Problem requirements
Show all lines from the listing below that contain "name".

(Data entries for graphics)
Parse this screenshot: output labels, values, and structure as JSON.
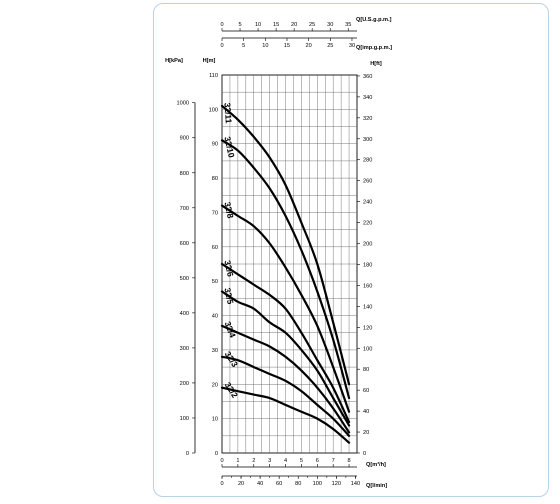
{
  "chart_data": {
    "type": "line",
    "title": "",
    "axes": {
      "x_main": {
        "label": "Q[m³/h]",
        "range": [
          0,
          8.5
        ],
        "ticks": [
          "0",
          "1",
          "2",
          "3",
          "4",
          "5",
          "6",
          "7",
          "8"
        ],
        "tick_values": [
          0,
          1,
          2,
          3,
          4,
          5,
          6,
          7,
          8
        ]
      },
      "x_lmin": {
        "label": "Q[l/min]",
        "ticks": [
          "0",
          "20",
          "40",
          "60",
          "80",
          "100",
          "120",
          "140"
        ],
        "tick_values": [
          0,
          20,
          40,
          60,
          80,
          100,
          120,
          140
        ]
      },
      "x_usgpm": {
        "label": "Q[U.S.g.p.m.]",
        "ticks": [
          "0",
          "5",
          "10",
          "15",
          "20",
          "25",
          "30",
          "35"
        ],
        "tick_values": [
          0,
          5,
          10,
          15,
          20,
          25,
          30,
          35
        ]
      },
      "x_impgpm": {
        "label": "Q[imp.g.p.m.]",
        "ticks": [
          "0",
          "5",
          "10",
          "15",
          "20",
          "25",
          "30"
        ],
        "tick_values": [
          0,
          5,
          10,
          15,
          20,
          25,
          30
        ]
      },
      "y_m": {
        "label": "H[m]",
        "range": [
          0,
          110
        ],
        "ticks": [
          "0",
          "10",
          "20",
          "30",
          "40",
          "50",
          "60",
          "70",
          "80",
          "90",
          "100",
          "110"
        ],
        "tick_values": [
          0,
          10,
          20,
          30,
          40,
          50,
          60,
          70,
          80,
          90,
          100,
          110
        ]
      },
      "y_kpa": {
        "label": "H[kPa]",
        "ticks": [
          "0",
          "100",
          "200",
          "300",
          "400",
          "500",
          "600",
          "700",
          "800",
          "900",
          "1000"
        ],
        "tick_values": [
          0,
          100,
          200,
          300,
          400,
          500,
          600,
          700,
          800,
          900,
          1000
        ]
      },
      "y_ft": {
        "label": "H[ft]",
        "ticks": [
          "0",
          "20",
          "40",
          "60",
          "80",
          "100",
          "120",
          "140",
          "160",
          "180",
          "200",
          "220",
          "240",
          "260",
          "280",
          "300",
          "320",
          "340",
          "360"
        ],
        "tick_values": [
          0,
          20,
          40,
          60,
          80,
          100,
          120,
          140,
          160,
          180,
          200,
          220,
          240,
          260,
          280,
          300,
          320,
          340,
          360
        ]
      }
    },
    "grid": true,
    "series": [
      {
        "name": "32/11",
        "x": [
          0,
          1,
          2,
          3,
          4,
          5,
          6,
          7,
          8
        ],
        "y": [
          101,
          97,
          92,
          86,
          78,
          67,
          55,
          38,
          20
        ]
      },
      {
        "name": "32/10",
        "x": [
          0,
          1,
          2,
          3,
          4,
          5,
          6,
          7,
          8
        ],
        "y": [
          91,
          88,
          83,
          77,
          69,
          59,
          47,
          33,
          16
        ]
      },
      {
        "name": "32/8",
        "x": [
          0,
          1,
          2,
          3,
          4,
          5,
          6,
          7,
          8
        ],
        "y": [
          72,
          69,
          66,
          61,
          54,
          46,
          37,
          25,
          12
        ]
      },
      {
        "name": "32/6",
        "x": [
          0,
          1,
          2,
          3,
          4,
          5,
          6,
          7,
          8
        ],
        "y": [
          55,
          52,
          49,
          46,
          42,
          35,
          27,
          19,
          9
        ]
      },
      {
        "name": "32/5",
        "x": [
          0,
          1,
          2,
          3,
          4,
          5,
          6,
          7,
          8
        ],
        "y": [
          47,
          44,
          42,
          38,
          35,
          30,
          24,
          16,
          8
        ]
      },
      {
        "name": "32/4",
        "x": [
          0,
          1,
          2,
          3,
          4,
          5,
          6,
          7,
          8
        ],
        "y": [
          37,
          35,
          33,
          31,
          28,
          24,
          19,
          13,
          6
        ]
      },
      {
        "name": "32/3",
        "x": [
          0,
          1,
          2,
          3,
          4,
          5,
          6,
          7,
          8
        ],
        "y": [
          28,
          27,
          25,
          23,
          21,
          18,
          14,
          10,
          5
        ]
      },
      {
        "name": "32/2",
        "x": [
          0,
          1,
          2,
          3,
          4,
          5,
          6,
          7,
          8
        ],
        "y": [
          19,
          18,
          17,
          16,
          14,
          12,
          10,
          7,
          3
        ]
      }
    ]
  }
}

Response to this exercise
        "name": "32/11",
        "name": "32/10",
        "name": "32/8",
        "name": "32/6",
        "name": "32/5",
        "name": "32/4",
        "name": "32/3",
        "name": "32/2",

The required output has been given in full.